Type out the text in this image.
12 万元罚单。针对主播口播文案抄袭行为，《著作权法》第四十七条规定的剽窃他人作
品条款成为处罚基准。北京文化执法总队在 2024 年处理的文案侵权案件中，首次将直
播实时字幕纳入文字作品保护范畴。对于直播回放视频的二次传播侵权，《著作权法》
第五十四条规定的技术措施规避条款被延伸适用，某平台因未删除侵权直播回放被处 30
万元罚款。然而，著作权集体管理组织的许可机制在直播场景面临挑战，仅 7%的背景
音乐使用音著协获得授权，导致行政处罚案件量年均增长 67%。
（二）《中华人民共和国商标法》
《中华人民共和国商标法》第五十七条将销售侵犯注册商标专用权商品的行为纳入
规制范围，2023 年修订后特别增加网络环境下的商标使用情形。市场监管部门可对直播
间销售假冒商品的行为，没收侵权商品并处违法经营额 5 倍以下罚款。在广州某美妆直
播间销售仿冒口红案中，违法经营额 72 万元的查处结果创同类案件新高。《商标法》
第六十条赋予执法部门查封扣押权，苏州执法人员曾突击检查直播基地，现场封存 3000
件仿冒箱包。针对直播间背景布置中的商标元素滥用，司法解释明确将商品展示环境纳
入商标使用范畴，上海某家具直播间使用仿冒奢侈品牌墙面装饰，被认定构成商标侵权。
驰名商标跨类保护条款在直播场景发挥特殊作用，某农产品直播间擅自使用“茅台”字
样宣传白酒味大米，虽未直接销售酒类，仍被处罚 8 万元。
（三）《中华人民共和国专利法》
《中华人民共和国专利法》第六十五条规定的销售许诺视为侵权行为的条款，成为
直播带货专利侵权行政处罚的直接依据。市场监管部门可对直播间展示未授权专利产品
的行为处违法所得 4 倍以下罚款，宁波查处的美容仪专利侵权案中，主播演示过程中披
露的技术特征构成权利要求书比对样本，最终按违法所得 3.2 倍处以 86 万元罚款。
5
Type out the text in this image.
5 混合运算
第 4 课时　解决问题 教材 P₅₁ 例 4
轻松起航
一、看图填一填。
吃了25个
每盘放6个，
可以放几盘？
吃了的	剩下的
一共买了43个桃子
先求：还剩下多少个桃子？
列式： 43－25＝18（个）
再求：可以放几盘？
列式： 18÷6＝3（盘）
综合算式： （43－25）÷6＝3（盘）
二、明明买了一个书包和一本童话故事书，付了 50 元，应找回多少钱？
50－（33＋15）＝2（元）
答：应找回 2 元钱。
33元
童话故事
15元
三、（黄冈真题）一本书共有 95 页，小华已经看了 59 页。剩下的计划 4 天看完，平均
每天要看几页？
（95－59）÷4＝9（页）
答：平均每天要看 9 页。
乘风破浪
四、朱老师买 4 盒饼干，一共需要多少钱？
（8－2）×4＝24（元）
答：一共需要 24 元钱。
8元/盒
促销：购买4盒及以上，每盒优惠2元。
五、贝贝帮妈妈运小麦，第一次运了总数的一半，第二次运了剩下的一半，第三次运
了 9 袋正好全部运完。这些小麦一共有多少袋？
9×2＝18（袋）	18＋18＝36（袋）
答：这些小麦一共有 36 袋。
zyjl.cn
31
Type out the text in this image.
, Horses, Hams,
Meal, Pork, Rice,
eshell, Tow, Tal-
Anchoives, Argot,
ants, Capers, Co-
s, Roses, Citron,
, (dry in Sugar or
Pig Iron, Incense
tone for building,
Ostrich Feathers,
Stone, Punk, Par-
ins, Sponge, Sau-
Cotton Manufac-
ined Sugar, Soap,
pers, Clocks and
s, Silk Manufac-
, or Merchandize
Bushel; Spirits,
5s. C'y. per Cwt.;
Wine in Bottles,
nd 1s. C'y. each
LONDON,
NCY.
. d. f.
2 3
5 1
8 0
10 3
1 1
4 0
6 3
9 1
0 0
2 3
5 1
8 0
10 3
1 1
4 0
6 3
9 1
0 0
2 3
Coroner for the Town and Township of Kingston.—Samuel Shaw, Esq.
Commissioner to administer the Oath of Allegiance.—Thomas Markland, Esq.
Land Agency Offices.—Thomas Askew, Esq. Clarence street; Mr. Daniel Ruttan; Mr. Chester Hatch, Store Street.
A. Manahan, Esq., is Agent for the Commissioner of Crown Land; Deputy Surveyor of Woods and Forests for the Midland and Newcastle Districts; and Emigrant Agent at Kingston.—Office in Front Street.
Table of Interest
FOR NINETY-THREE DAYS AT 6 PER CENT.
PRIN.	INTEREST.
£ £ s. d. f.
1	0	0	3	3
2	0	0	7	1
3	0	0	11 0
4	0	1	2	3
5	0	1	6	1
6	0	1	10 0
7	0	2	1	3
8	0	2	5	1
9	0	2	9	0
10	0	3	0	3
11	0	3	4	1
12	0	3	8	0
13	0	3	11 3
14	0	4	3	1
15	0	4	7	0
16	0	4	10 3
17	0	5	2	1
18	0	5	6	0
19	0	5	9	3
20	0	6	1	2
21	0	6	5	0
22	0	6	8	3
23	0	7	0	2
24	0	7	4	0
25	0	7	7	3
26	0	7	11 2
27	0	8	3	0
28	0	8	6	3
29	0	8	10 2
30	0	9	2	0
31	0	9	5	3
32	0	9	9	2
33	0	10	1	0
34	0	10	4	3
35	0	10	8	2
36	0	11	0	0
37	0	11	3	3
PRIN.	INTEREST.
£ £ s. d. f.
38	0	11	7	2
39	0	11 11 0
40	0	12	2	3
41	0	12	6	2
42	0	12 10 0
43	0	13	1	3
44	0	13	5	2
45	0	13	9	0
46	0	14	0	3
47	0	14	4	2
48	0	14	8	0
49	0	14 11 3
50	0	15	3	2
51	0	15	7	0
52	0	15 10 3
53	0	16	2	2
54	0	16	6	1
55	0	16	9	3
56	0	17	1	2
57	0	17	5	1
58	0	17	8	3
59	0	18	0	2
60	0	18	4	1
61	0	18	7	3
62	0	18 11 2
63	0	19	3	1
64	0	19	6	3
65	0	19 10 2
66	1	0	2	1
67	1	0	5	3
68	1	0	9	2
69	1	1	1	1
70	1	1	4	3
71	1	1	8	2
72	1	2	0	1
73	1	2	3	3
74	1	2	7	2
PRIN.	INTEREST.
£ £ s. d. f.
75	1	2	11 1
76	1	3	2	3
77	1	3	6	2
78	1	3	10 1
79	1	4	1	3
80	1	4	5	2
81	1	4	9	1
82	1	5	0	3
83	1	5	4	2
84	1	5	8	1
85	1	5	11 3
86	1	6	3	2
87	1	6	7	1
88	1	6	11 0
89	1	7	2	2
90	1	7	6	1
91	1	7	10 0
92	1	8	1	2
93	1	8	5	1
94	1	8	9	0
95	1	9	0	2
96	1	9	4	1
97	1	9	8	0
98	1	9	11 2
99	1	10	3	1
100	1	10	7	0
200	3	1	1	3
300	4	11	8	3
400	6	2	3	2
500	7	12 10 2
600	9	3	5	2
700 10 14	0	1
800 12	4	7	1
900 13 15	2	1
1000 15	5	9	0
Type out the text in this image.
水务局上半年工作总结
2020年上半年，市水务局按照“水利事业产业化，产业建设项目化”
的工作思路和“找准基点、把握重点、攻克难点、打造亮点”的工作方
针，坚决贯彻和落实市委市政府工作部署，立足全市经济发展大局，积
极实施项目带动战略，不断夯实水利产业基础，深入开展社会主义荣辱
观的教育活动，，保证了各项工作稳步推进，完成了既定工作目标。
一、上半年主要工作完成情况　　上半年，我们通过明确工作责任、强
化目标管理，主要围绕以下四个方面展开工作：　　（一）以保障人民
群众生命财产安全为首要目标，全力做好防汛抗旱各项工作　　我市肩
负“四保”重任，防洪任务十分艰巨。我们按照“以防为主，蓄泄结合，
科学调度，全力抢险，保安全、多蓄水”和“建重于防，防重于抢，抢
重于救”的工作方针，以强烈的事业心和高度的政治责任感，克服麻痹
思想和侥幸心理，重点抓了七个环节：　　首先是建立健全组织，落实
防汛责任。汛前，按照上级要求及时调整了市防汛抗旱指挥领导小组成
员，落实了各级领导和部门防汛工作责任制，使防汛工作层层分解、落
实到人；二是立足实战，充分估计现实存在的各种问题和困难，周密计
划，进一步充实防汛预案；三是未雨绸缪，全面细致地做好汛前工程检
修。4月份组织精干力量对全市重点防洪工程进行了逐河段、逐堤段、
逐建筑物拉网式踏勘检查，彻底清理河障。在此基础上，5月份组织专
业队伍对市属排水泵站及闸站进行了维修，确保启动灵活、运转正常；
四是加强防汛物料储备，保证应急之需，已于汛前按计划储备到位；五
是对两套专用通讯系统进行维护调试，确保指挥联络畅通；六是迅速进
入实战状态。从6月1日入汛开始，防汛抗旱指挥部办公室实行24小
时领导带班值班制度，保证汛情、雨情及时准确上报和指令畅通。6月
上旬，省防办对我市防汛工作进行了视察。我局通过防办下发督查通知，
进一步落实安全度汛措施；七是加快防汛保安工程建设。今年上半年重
——————————
PROBLEM TO WORK ON: Show every line of the listing in which the string "万元罚款" can be found.

OUTPUT BELOW:
万元罚款。然而，著作权集体管理组织的许可机制在直播场景面临挑战，仅 7%的背景
露的技术特征构成权利要求书比对样本，最终按违法所得 3.2 倍处以 86 万元罚款。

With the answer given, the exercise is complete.